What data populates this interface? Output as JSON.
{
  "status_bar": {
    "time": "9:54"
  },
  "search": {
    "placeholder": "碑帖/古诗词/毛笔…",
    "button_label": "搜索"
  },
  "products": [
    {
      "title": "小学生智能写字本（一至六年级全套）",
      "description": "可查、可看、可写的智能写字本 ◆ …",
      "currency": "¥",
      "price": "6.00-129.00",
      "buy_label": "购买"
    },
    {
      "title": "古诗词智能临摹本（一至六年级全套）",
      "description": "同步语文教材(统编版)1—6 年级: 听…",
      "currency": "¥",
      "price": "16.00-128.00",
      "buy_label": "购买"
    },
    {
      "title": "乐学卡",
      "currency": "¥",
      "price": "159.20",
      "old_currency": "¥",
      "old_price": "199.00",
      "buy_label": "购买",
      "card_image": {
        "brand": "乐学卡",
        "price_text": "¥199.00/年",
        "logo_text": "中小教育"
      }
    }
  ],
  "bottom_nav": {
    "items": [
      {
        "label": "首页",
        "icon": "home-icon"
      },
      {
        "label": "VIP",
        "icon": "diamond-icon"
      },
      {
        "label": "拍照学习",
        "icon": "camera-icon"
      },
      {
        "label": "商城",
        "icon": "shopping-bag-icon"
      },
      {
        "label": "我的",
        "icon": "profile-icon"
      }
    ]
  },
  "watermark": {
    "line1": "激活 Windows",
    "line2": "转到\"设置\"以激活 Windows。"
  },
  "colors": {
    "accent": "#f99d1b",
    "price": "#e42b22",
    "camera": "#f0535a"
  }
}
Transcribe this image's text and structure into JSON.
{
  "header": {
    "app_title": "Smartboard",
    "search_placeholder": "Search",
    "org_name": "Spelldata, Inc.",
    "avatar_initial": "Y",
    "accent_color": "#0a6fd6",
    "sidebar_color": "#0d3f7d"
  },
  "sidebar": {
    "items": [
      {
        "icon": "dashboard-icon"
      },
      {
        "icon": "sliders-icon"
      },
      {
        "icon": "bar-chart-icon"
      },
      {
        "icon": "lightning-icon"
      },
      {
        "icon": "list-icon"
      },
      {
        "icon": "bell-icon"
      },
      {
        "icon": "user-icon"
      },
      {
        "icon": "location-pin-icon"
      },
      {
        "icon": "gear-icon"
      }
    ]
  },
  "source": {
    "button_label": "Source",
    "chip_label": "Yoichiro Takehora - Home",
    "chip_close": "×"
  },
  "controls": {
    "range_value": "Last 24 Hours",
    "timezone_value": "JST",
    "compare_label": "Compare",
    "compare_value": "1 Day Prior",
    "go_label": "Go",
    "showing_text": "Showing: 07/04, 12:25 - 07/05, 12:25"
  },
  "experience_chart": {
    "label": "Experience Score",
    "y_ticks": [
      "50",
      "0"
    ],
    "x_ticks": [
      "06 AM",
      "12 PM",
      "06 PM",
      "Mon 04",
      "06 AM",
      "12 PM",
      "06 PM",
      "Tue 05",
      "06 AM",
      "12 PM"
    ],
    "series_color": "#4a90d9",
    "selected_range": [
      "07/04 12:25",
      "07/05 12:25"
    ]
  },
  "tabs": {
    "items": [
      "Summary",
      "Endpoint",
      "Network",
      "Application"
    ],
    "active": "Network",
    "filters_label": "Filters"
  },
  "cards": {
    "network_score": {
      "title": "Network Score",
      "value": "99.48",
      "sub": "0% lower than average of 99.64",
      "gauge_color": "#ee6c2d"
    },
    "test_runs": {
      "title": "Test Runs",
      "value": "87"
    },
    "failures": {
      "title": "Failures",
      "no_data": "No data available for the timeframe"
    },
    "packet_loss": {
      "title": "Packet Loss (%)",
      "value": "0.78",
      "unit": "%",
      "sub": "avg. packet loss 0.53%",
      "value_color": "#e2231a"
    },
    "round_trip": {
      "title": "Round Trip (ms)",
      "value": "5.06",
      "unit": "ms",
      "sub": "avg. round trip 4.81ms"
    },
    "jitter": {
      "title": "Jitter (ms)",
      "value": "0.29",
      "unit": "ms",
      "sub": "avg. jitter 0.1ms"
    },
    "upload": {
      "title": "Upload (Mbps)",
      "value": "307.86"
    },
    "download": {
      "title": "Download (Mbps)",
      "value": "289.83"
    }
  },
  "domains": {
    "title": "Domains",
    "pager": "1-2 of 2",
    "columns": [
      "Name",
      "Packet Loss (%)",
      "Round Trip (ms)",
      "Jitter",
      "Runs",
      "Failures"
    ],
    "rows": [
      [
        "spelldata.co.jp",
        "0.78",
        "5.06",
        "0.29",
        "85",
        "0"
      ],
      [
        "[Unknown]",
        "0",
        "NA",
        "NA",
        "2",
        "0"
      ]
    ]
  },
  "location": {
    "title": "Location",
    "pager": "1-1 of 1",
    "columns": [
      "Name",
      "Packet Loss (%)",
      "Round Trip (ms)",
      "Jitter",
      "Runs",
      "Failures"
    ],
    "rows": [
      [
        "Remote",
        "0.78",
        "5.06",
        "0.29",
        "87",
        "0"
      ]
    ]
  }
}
# # # #
**Required work**
Faithfully reproduce all of the records, character for character.

**Solved exercise**
What data populates this interface? Output as JSON.
{
  "status_bar": {
    "time": "9:54"
  },
  "search": {
    "placeholder": "碑帖/古诗词/毛笔…",
    "button_label": "搜索"
  },
  "products": [
    {
      "title": "小学生智能写字本（一至六年级全套）",
      "description": "可查、可看、可写的智能写字本 ◆ …",
      "currency": "¥",
      "price": "6.00-129.00",
      "buy_label": "购买"
    },
    {
      "title": "古诗词智能临摹本（一至六年级全套）",
      "description": "同步语文教材(统编版)1—6 年级: 听…",
      "currency": "¥",
      "price": "16.00-128.00",
      "buy_label": "购买"
    },
    {
      "title": "乐学卡",
      "currency": "¥",
      "price": "159.20",
      "old_currency": "¥",
      "old_price": "199.00",
      "buy_label": "购买",
      "card_image": {
        "brand": "乐学卡",
        "price_text": "¥199.00/年",
        "logo_text": "中小教育"
      }
    }
  ],
  "bottom_nav": {
    "items": [
      {
        "label": "首页",
        "icon": "home-icon"
      },
      {
        "label": "VIP",
        "icon": "diamond-icon"
      },
      {
        "label": "拍照学习",
        "icon": "camera-icon"
      },
      {
        "label": "商城",
        "icon": "shopping-bag-icon"
      },
      {
        "label": "我的",
        "icon": "profile-icon"
      }
    ]
  },
  "watermark": {
    "line1": "激活 Windows",
    "line2": "转到\"设置\"以激活 Windows。"
  },
  "colors": {
    "accent": "#f99d1b",
    "price": "#e42b22",
    "camera": "#f0535a"
  }
}
Transcribe this image's text and structure into JSON.
{
  "header": {
    "app_title": "Smartboard",
    "search_placeholder": "Search",
    "org_name": "Spelldata, Inc.",
    "avatar_initial": "Y",
    "accent_color": "#0a6fd6",
    "sidebar_color": "#0d3f7d"
  },
  "sidebar": {
    "items": [
      {
        "icon": "dashboard-icon"
      },
      {
        "icon": "sliders-icon"
      },
      {
        "icon": "bar-chart-icon"
      },
      {
        "icon": "lightning-icon"
      },
      {
        "icon": "list-icon"
      },
      {
        "icon": "bell-icon"
      },
      {
        "icon": "user-icon"
      },
      {
        "icon": "location-pin-icon"
      },
      {
        "icon": "gear-icon"
      }
    ]
  },
  "source": {
    "button_label": "Source",
    "chip_label": "Yoichiro Takehora - Home",
    "chip_close": "×"
  },
  "controls": {
    "range_value": "Last 24 Hours",
    "timezone_value": "JST",
    "compare_label": "Compare",
    "compare_value": "1 Day Prior",
    "go_label": "Go",
    "showing_text": "Showing: 07/04, 12:25 - 07/05, 12:25"
  },
  "experience_chart": {
    "label": "Experience Score",
    "y_ticks": [
      "50",
      "0"
    ],
    "x_ticks": [
      "06 AM",
      "12 PM",
      "06 PM",
      "Mon 04",
      "06 AM",
      "12 PM",
      "06 PM",
      "Tue 05",
      "06 AM",
      "12 PM"
    ],
    "series_color": "#4a90d9",
    "selected_range": [
      "07/04 12:25",
      "07/05 12:25"
    ]
  },
  "tabs": {
    "items": [
      "Summary",
      "Endpoint",
      "Network",
      "Application"
    ],
    "active": "Network",
    "filters_label": "Filters"
  },
  "cards": {
    "network_score": {
      "title": "Network Score",
      "value": "99.48",
      "sub": "0% lower than average of 99.64",
      "gauge_color": "#ee6c2d"
    },
    "test_runs": {
      "title": "Test Runs",
      "value": "87"
    },
    "failures": {
      "title": "Failures",
      "no_data": "No data available for the timeframe"
    },
    "packet_loss": {
      "title": "Packet Loss (%)",
      "value": "0.78",
      "unit": "%",
      "sub": "avg. packet loss 0.53%",
      "value_color": "#e2231a"
    },
    "round_trip": {
      "title": "Round Trip (ms)",
      "value": "5.06",
      "unit": "ms",
      "sub": "avg. round trip 4.81ms"
    },
    "jitter": {
      "title": "Jitter (ms)",
      "value": "0.29",
      "unit": "ms",
      "sub": "avg. jitter 0.1ms"
    },
    "upload": {
      "title": "Upload (Mbps)",
      "value": "307.86"
    },
    "download": {
      "title": "Download (Mbps)",
      "value": "289.83"
    }
  },
  "domains": {
    "title": "Domains",
    "pager": "1-2 of 2",
    "columns": [
      "Name",
      "Packet Loss (%)",
      "Round Trip (ms)",
      "Jitter",
      "Runs",
      "Failures"
    ],
    "rows": [
      [
        "spelldata.co.jp",
        "0.78",
        "5.06",
        "0.29",
        "85",
        "0"
      ],
      [
        "[Unknown]",
        "0",
        "NA",
        "NA",
        "2",
        "0"
      ]
    ]
  },
  "location": {
    "title": "Location",
    "pager": "1-1 of 1",
    "columns": [
      "Name",
      "Packet Loss (%)",
      "Round Trip (ms)",
      "Jitter",
      "Runs",
      "Failures"
    ],
    "rows": [
      [
        "Remote",
        "0.78",
        "5.06",
        "0.29",
        "87",
        "0"
      ]
    ]
  }
}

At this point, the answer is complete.